• Your objective:
Below are records; print only the lines from the line containing "Give me a plain-text" to the end, both included, reproduced exactly and without the pictures.

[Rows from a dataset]

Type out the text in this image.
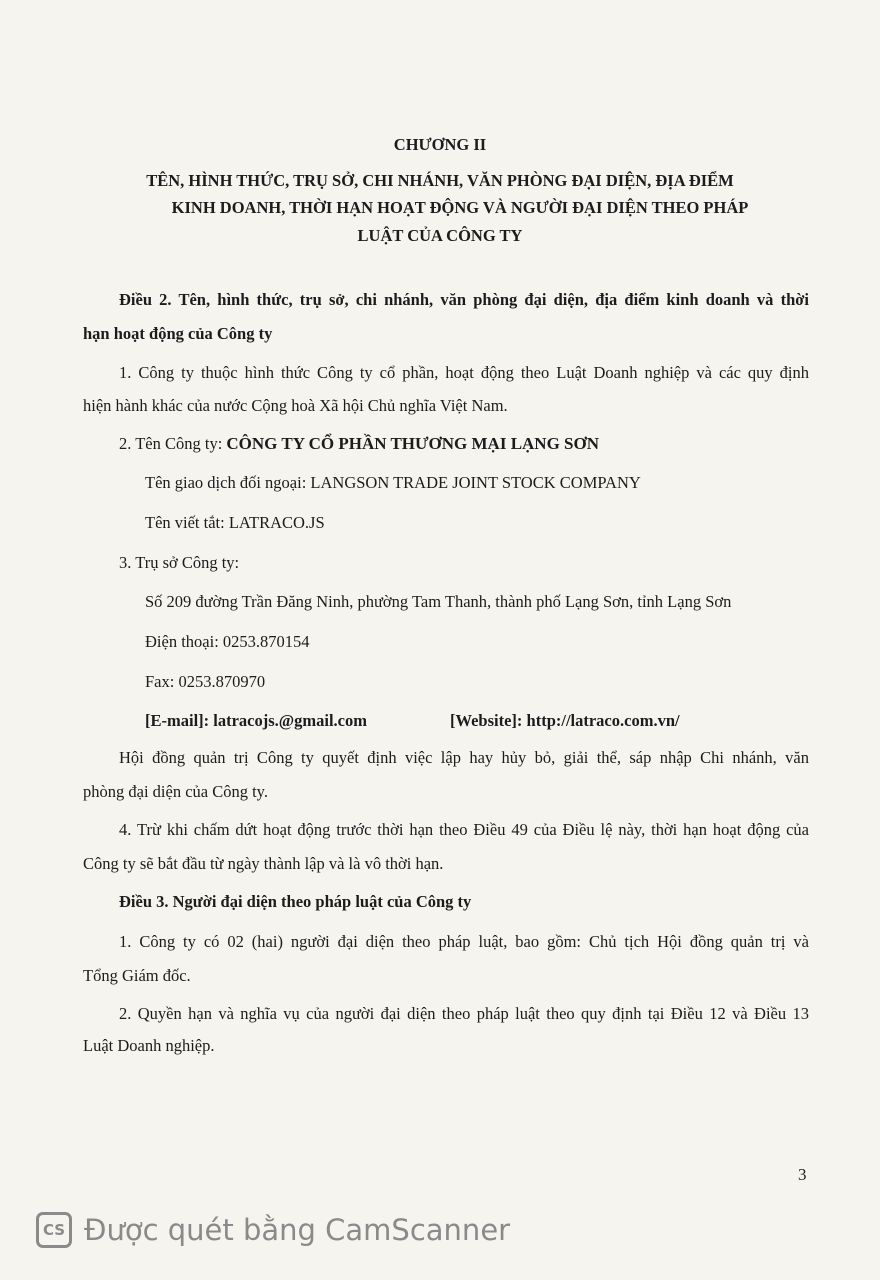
CHƯƠNG II
TÊN, HÌNH THỨC, TRỤ SỞ, CHI NHÁNH, VĂN PHÒNG ĐẠI DIỆN, ĐỊA ĐIỂM
KINH DOANH, THỜI HẠN HOẠT ĐỘNG VÀ NGƯỜI ĐẠI DIỆN THEO PHÁP
LUẬT CỦA CÔNG TY
Điều 2. Tên, hình thức, trụ sở, chi nhánh, văn phòng đại diện, địa điểm kinh doanh và thời
hạn hoạt động của Công ty
1. Công ty thuộc hình thức Công ty cổ phần, hoạt động theo Luật Doanh nghiệp và các quy định
hiện hành khác của nước Cộng hoà Xã hội Chủ nghĩa Việt Nam.
2. Tên Công ty: CÔNG TY CỔ PHẦN THƯƠNG MẠI LẠNG SƠN
Tên giao dịch đối ngoại: LANGSON TRADE JOINT STOCK COMPANY
Tên viết tắt: LATRACO.JS
3. Trụ sở Công ty:
Số 209 đường Trần Đăng Ninh, phường Tam Thanh, thành phố Lạng Sơn, tỉnh Lạng Sơn
Điện thoại: 0253.870154
Fax: 0253.870970
[E-mail]: latracojs.@gmail.com	[Website]: http://latraco.com.vn/
Hội đồng quản trị Công ty quyết định việc lập hay hủy bỏ, giải thể, sáp nhập Chi nhánh, văn
phòng đại diện của Công ty.
4. Trừ khi chấm dứt hoạt động trước thời hạn theo Điều 49 của Điều lệ này, thời hạn hoạt động của
Công ty sẽ bắt đầu từ ngày thành lập và là vô thời hạn.
Điều 3. Người đại diện theo pháp luật của Công ty
1. Công ty có 02 (hai) người đại diện theo pháp luật, bao gồm: Chủ tịch Hội đồng quản trị và
Tổng Giám đốc.
2. Quyền hạn và nghĩa vụ của người đại diện theo pháp luật theo quy định tại Điều 12 và Điều 13
Luật Doanh nghiệp.
3
CS Được quét bằng CamScanner
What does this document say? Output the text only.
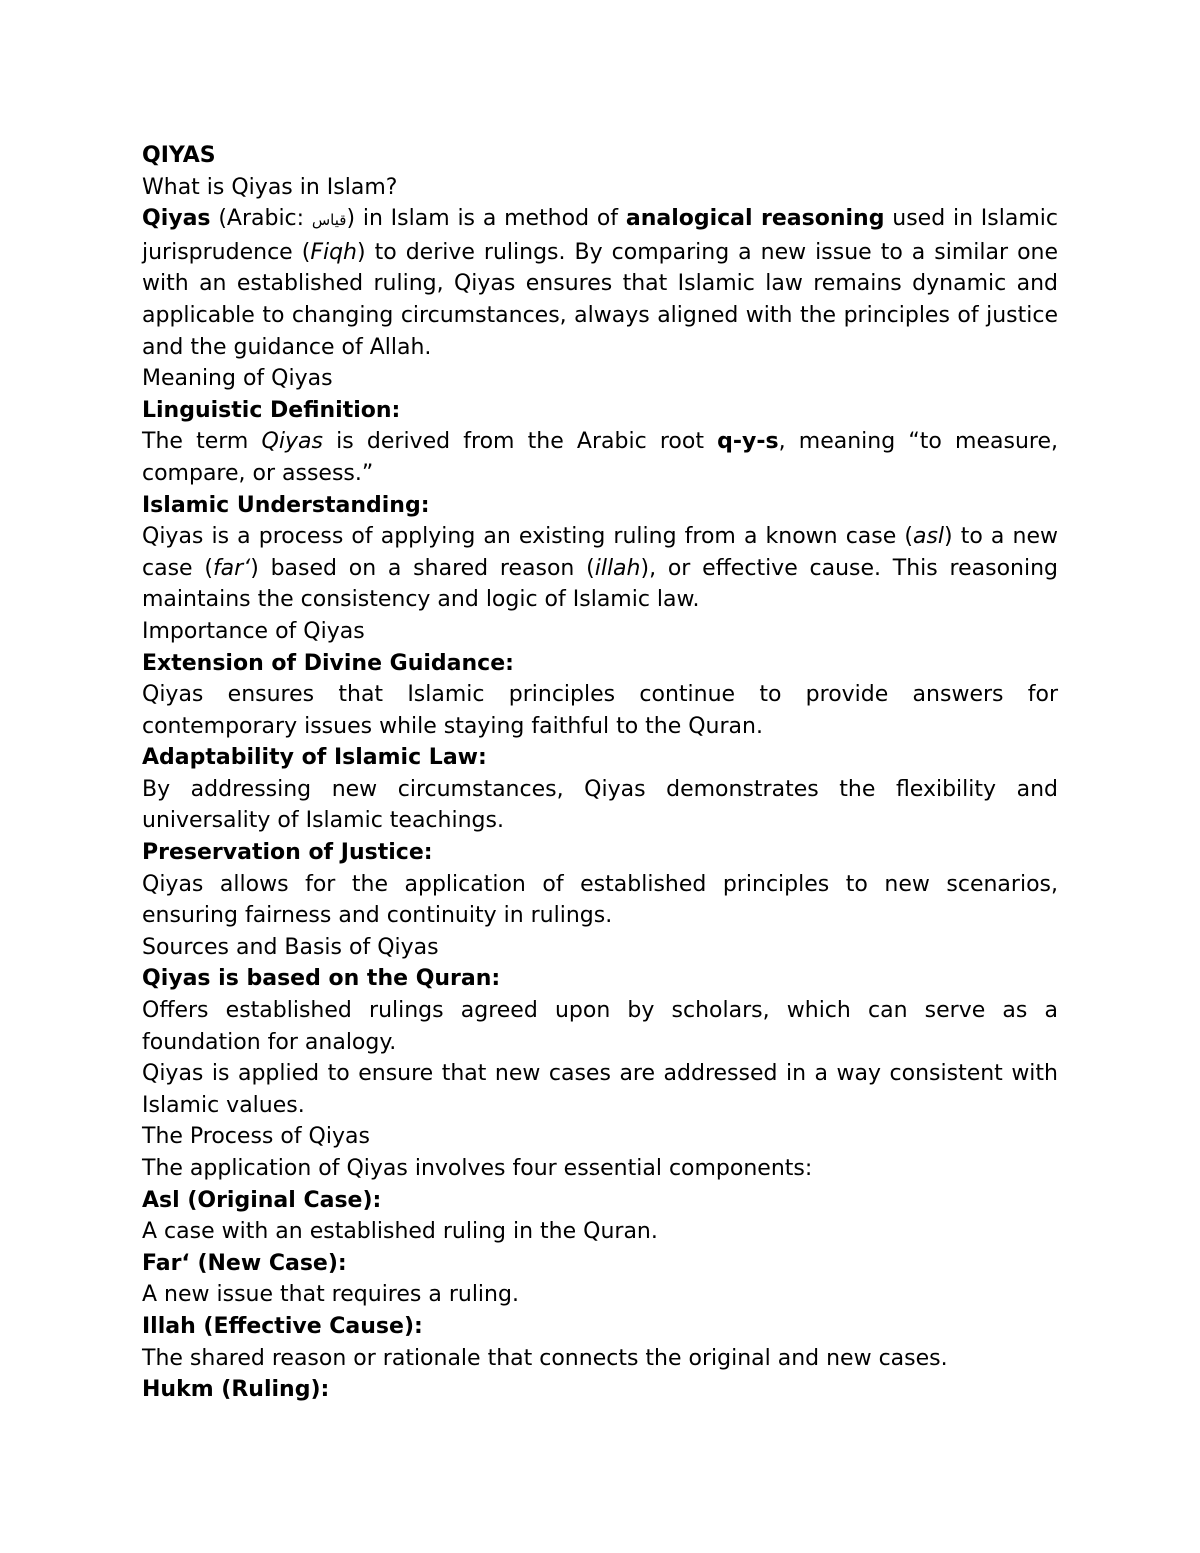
QIYAS

What is Qiyas in Islam?

Qiyas (Arabic: قياس) in Islam is a method of analogical reasoning used in Islamic jurisprudence (Fiqh) to derive rulings. By comparing a new issue to a similar one with an established ruling, Qiyas ensures that Islamic law remains dynamic and applicable to changing circumstances, always aligned with the principles of justice and the guidance of Allah.

Meaning of Qiyas

Linguistic Definition:

The term Qiyas is derived from the Arabic root q-y-s, meaning “to measure, compare, or assess.”

Islamic Understanding:

Qiyas is a process of applying an existing ruling from a known case (asl) to a new case (far‘) based on a shared reason (illah), or effective cause. This reasoning maintains the consistency and logic of Islamic law.

Importance of Qiyas

Extension of Divine Guidance:

Qiyas ensures that Islamic principles continue to provide answers for contemporary issues while staying faithful to the Quran.

Adaptability of Islamic Law:

By addressing new circumstances, Qiyas demonstrates the flexibility and universality of Islamic teachings.

Preservation of Justice:

Qiyas allows for the application of established principles to new scenarios, ensuring fairness and continuity in rulings.

Sources and Basis of Qiyas

Qiyas is based on the Quran:

Offers established rulings agreed upon by scholars, which can serve as a foundation for analogy.

Qiyas is applied to ensure that new cases are addressed in a way consistent with Islamic values.

The Process of Qiyas

The application of Qiyas involves four essential components:

Asl (Original Case):

A case with an established ruling in the Quran.

Far‘ (New Case):

A new issue that requires a ruling.

Illah (Effective Cause):

The shared reason or rationale that connects the original and new cases.

Hukm (Ruling):
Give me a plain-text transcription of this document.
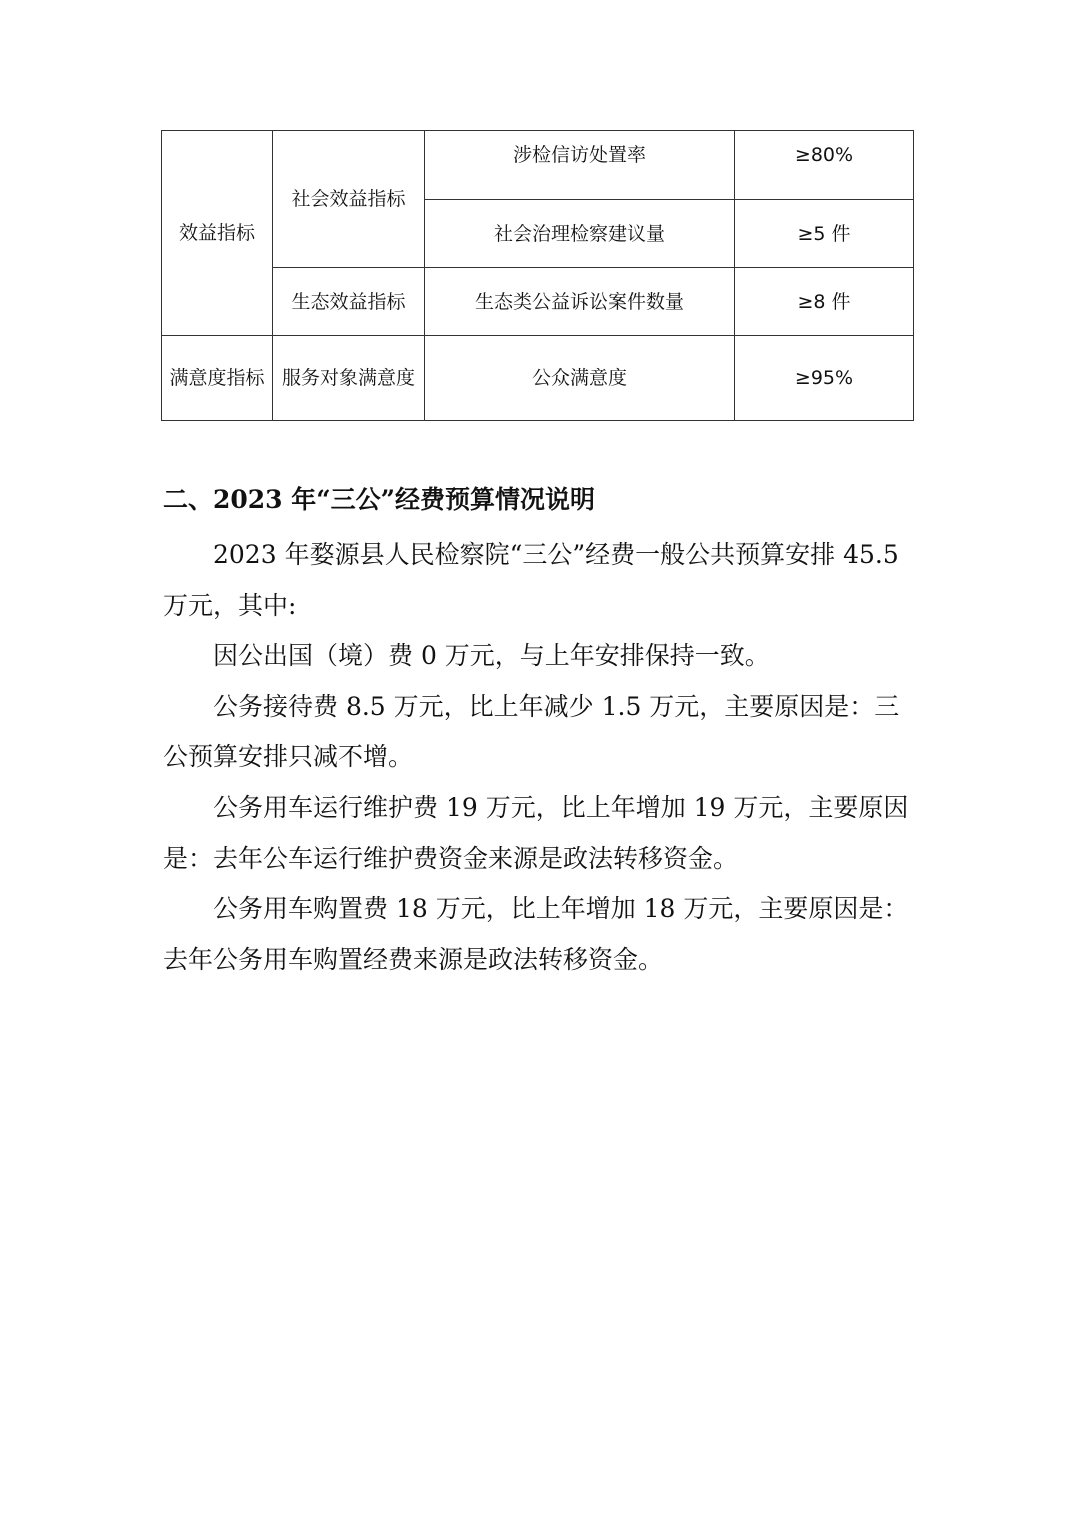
效益指标	社会效益指标	涉检信访处置率	≥80%
		社会治理检察建议量	≥5 件
	生态效益指标	生态类公益诉讼案件数量	≥8 件
满意度指标	服务对象满意度	公众满意度	≥95%
二、2023 年“三公”经费预算情况说明

2023 年婺源县人民检察院“三公”经费一般公共预算安排 45.5 万元，其中:

因公出国（境）费 0 万元，与上年安排保持一致。

公务接待费 8.5 万元，比上年减少 1.5 万元，主要原因是：三公预算安排只减不增。

公务用车运行维护费 19 万元，比上年增加 19 万元，主要原因是：去年公车运行维护费资金来源是政法转移资金。

公务用车购置费 18 万元，比上年增加 18 万元，主要原因是：去年公务用车购置经费来源是政法转移资金。
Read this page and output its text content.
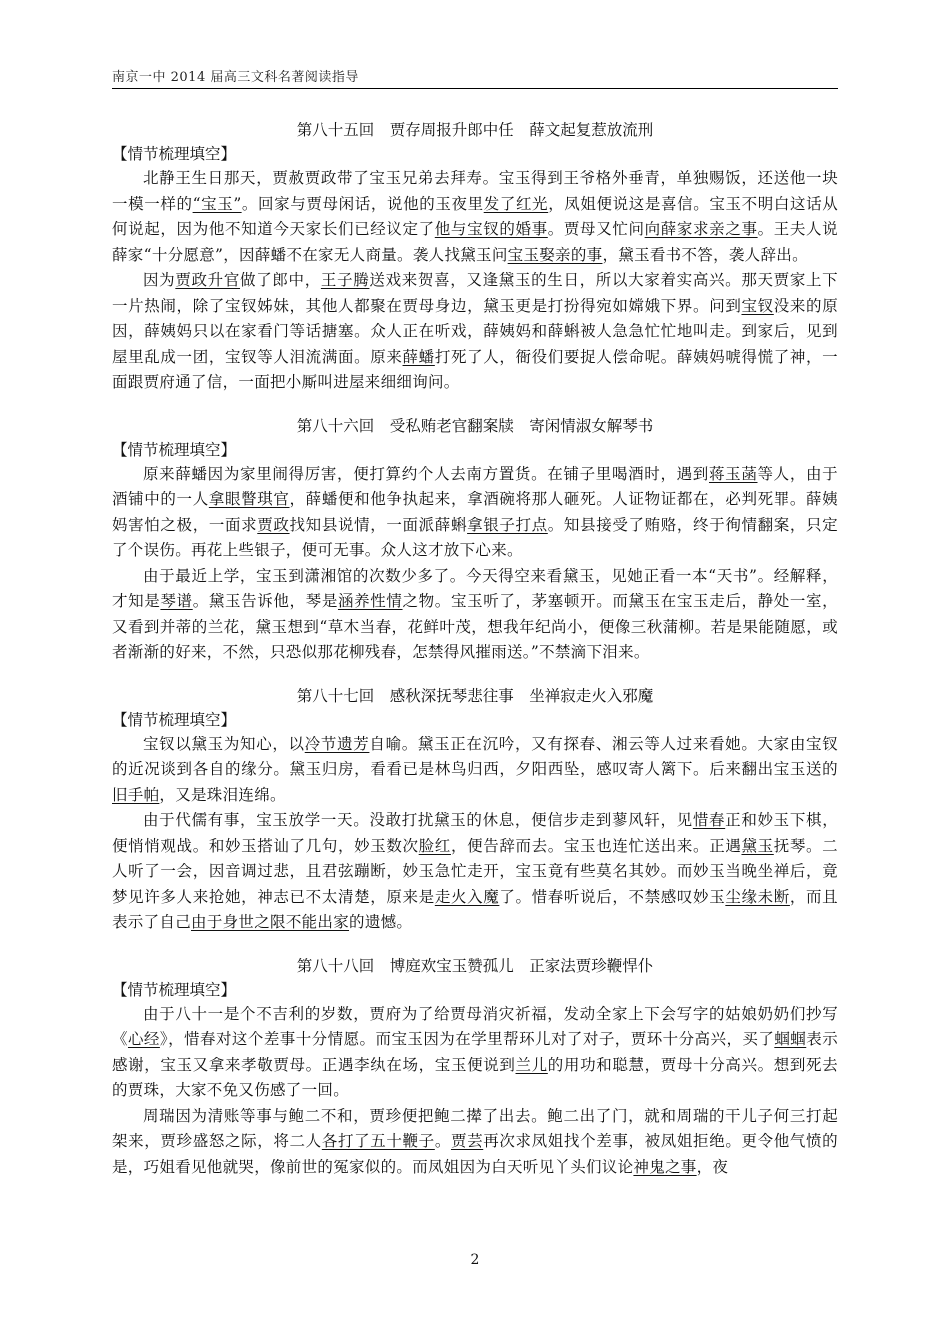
南京一中 2014 届高三文科名著阅读指导
第八十五回　贾存周报升郎中任　薛文起复惹放流刑
【情节梳理填空】

北静王生日那天，贾赦贾政带了宝玉兄弟去拜寿。宝玉得到王爷格外垂青，单独赐饭，还送他一块一模一样的“宝玉”。回家与贾母闲话，说他的玉夜里发了红光，凤姐便说这是喜信。宝玉不明白这话从何说起，因为他不知道今天家长们已经议定了他与宝钗的婚事。贾母又忙问向薛家求亲之事。王夫人说薛家“十分愿意”，因薛蟠不在家无人商量。袭人找黛玉问宝玉娶亲的事，黛玉看书不答，袭人辞出。

因为贾政升官做了郎中，王子腾送戏来贺喜，又逢黛玉的生日，所以大家着实高兴。那天贾家上下一片热闹，除了宝钗姊妹，其他人都聚在贾母身边，黛玉更是打扮得宛如嫦娥下界。问到宝钗没来的原因，薛姨妈只以在家看门等话搪塞。众人正在听戏，薛姨妈和薛蝌被人急急忙忙地叫走。到家后，见到屋里乱成一团，宝钗等人泪流满面。原来薛蟠打死了人，衙役们要捉人偿命呢。薛姨妈唬得慌了神，一面跟贾府通了信，一面把小厮叫进屋来细细询问。

第八十六回　受私贿老官翻案牍　寄闲情淑女解琴书
【情节梳理填空】

原来薛蟠因为家里闹得厉害，便打算约个人去南方置货。在铺子里喝酒时，遇到蒋玉菡等人，由于酒铺中的一人拿眼瞥琪官，薛蟠便和他争执起来，拿酒碗将那人砸死。人证物证都在，必判死罪。薛姨妈害怕之极，一面求贾政找知县说情，一面派薛蝌拿银子打点。知县接受了贿赂，终于徇情翻案，只定了个误伤。再花上些银子，便可无事。众人这才放下心来。

由于最近上学，宝玉到潇湘馆的次数少多了。今天得空来看黛玉，见她正看一本“天书”。经解释，才知是琴谱。黛玉告诉他，琴是涵养性情之物。宝玉听了，茅塞顿开。而黛玉在宝玉走后，静处一室，又看到并蒂的兰花，黛玉想到“草木当春，花鲜叶茂，想我年纪尚小，便像三秋蒲柳。若是果能随愿，或者渐渐的好来，不然，只恐似那花柳残春，怎禁得风摧雨送。”不禁滴下泪来。

第八十七回　感秋深抚琴悲往事　坐禅寂走火入邪魔
【情节梳理填空】

宝钗以黛玉为知心，以冷节遗芳自喻。黛玉正在沉吟，又有探春、湘云等人过来看她。大家由宝钗的近况谈到各自的缘分。黛玉归房，看看已是林鸟归西，夕阳西坠，感叹寄人篱下。后来翻出宝玉送的旧手帕，又是珠泪连绵。

由于代儒有事，宝玉放学一天。没敢打扰黛玉的休息，便信步走到蓼风轩，见惜春正和妙玉下棋，便悄悄观战。和妙玉搭讪了几句，妙玉数次脸红，便告辞而去。宝玉也连忙送出来。正遇黛玉抚琴。二人听了一会，因音调过悲，且君弦蹦断，妙玉急忙走开，宝玉竟有些莫名其妙。而妙玉当晚坐禅后，竟梦见许多人来抢她，神志已不太清楚，原来是走火入魔了。惜春听说后，不禁感叹妙玉尘缘未断，而且表示了自己由于身世之限不能出家的遗憾。

第八十八回　博庭欢宝玉赞孤儿　正家法贾珍鞭悍仆
【情节梳理填空】

由于八十一是个不吉利的岁数，贾府为了给贾母消灾祈福，发动全家上下会写字的姑娘奶奶们抄写《心经》，惜春对这个差事十分情愿。而宝玉因为在学里帮环儿对了对子，贾环十分高兴，买了蝈蝈表示感谢，宝玉又拿来孝敬贾母。正遇李纨在场，宝玉便说到兰儿的用功和聪慧，贾母十分高兴。想到死去的贾珠，大家不免又伤感了一回。

周瑞因为清账等事与鲍二不和，贾珍便把鲍二撵了出去。鲍二出了门，就和周瑞的干儿子何三打起架来，贾珍盛怒之际，将二人各打了五十鞭子。贾芸再次求凤姐找个差事，被凤姐拒绝。更令他气愤的是，巧姐看见他就哭，像前世的冤家似的。而凤姐因为白天听见丫头们议论神鬼之事，夜

2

• Final answer:
Give me a plain-text transcription of this document.
效益指标	社会效益指标	涉检信访处置率	≥80%
		社会治理检察建议量	≥5 件
	生态效益指标	生态类公益诉讼案件数量	≥8 件
满意度指标	服务对象满意度	公众满意度	≥95%
二、2023 年“三公”经费预算情况说明

2023 年婺源县人民检察院“三公”经费一般公共预算安排 45.5 万元，其中:

因公出国（境）费 0 万元，与上年安排保持一致。

公务接待费 8.5 万元，比上年减少 1.5 万元，主要原因是：三公预算安排只减不增。

公务用车运行维护费 19 万元，比上年增加 19 万元，主要原因是：去年公车运行维护费资金来源是政法转移资金。

公务用车购置费 18 万元，比上年增加 18 万元，主要原因是：去年公务用车购置经费来源是政法转移资金。
Read this page and output its text content.
南京一中 2014 届高三文科名著阅读指导
第八十五回　贾存周报升郎中任　薛文起复惹放流刑
【情节梳理填空】

北静王生日那天，贾赦贾政带了宝玉兄弟去拜寿。宝玉得到王爷格外垂青，单独赐饭，还送他一块一模一样的“宝玉”。回家与贾母闲话，说他的玉夜里发了红光，凤姐便说这是喜信。宝玉不明白这话从何说起，因为他不知道今天家长们已经议定了他与宝钗的婚事。贾母又忙问向薛家求亲之事。王夫人说薛家“十分愿意”，因薛蟠不在家无人商量。袭人找黛玉问宝玉娶亲的事，黛玉看书不答，袭人辞出。

因为贾政升官做了郎中，王子腾送戏来贺喜，又逢黛玉的生日，所以大家着实高兴。那天贾家上下一片热闹，除了宝钗姊妹，其他人都聚在贾母身边，黛玉更是打扮得宛如嫦娥下界。问到宝钗没来的原因，薛姨妈只以在家看门等话搪塞。众人正在听戏，薛姨妈和薛蝌被人急急忙忙地叫走。到家后，见到屋里乱成一团，宝钗等人泪流满面。原来薛蟠打死了人，衙役们要捉人偿命呢。薛姨妈唬得慌了神，一面跟贾府通了信，一面把小厮叫进屋来细细询问。

第八十六回　受私贿老官翻案牍　寄闲情淑女解琴书
【情节梳理填空】

原来薛蟠因为家里闹得厉害，便打算约个人去南方置货。在铺子里喝酒时，遇到蒋玉菡等人，由于酒铺中的一人拿眼瞥琪官，薛蟠便和他争执起来，拿酒碗将那人砸死。人证物证都在，必判死罪。薛姨妈害怕之极，一面求贾政找知县说情，一面派薛蝌拿银子打点。知县接受了贿赂，终于徇情翻案，只定了个误伤。再花上些银子，便可无事。众人这才放下心来。

由于最近上学，宝玉到潇湘馆的次数少多了。今天得空来看黛玉，见她正看一本“天书”。经解释，才知是琴谱。黛玉告诉他，琴是涵养性情之物。宝玉听了，茅塞顿开。而黛玉在宝玉走后，静处一室，又看到并蒂的兰花，黛玉想到“草木当春，花鲜叶茂，想我年纪尚小，便像三秋蒲柳。若是果能随愿，或者渐渐的好来，不然，只恐似那花柳残春，怎禁得风摧雨送。”不禁滴下泪来。

第八十七回　感秋深抚琴悲往事　坐禅寂走火入邪魔
【情节梳理填空】

宝钗以黛玉为知心，以冷节遗芳自喻。黛玉正在沉吟，又有探春、湘云等人过来看她。大家由宝钗的近况谈到各自的缘分。黛玉归房，看看已是林鸟归西，夕阳西坠，感叹寄人篱下。后来翻出宝玉送的旧手帕，又是珠泪连绵。

由于代儒有事，宝玉放学一天。没敢打扰黛玉的休息，便信步走到蓼风轩，见惜春正和妙玉下棋，便悄悄观战。和妙玉搭讪了几句，妙玉数次脸红，便告辞而去。宝玉也连忙送出来。正遇黛玉抚琴。二人听了一会，因音调过悲，且君弦蹦断，妙玉急忙走开，宝玉竟有些莫名其妙。而妙玉当晚坐禅后，竟梦见许多人来抢她，神志已不太清楚，原来是走火入魔了。惜春听说后，不禁感叹妙玉尘缘未断，而且表示了自己由于身世之限不能出家的遗憾。

第八十八回　博庭欢宝玉赞孤儿　正家法贾珍鞭悍仆
【情节梳理填空】

由于八十一是个不吉利的岁数，贾府为了给贾母消灾祈福，发动全家上下会写字的姑娘奶奶们抄写《心经》，惜春对这个差事十分情愿。而宝玉因为在学里帮环儿对了对子，贾环十分高兴，买了蝈蝈表示感谢，宝玉又拿来孝敬贾母。正遇李纨在场，宝玉便说到兰儿的用功和聪慧，贾母十分高兴。想到死去的贾珠，大家不免又伤感了一回。

周瑞因为清账等事与鲍二不和，贾珍便把鲍二撵了出去。鲍二出了门，就和周瑞的干儿子何三打起架来，贾珍盛怒之际，将二人各打了五十鞭子。贾芸再次求凤姐找个差事，被凤姐拒绝。更令他气愤的是，巧姐看见他就哭，像前世的冤家似的。而凤姐因为白天听见丫头们议论神鬼之事，夜

2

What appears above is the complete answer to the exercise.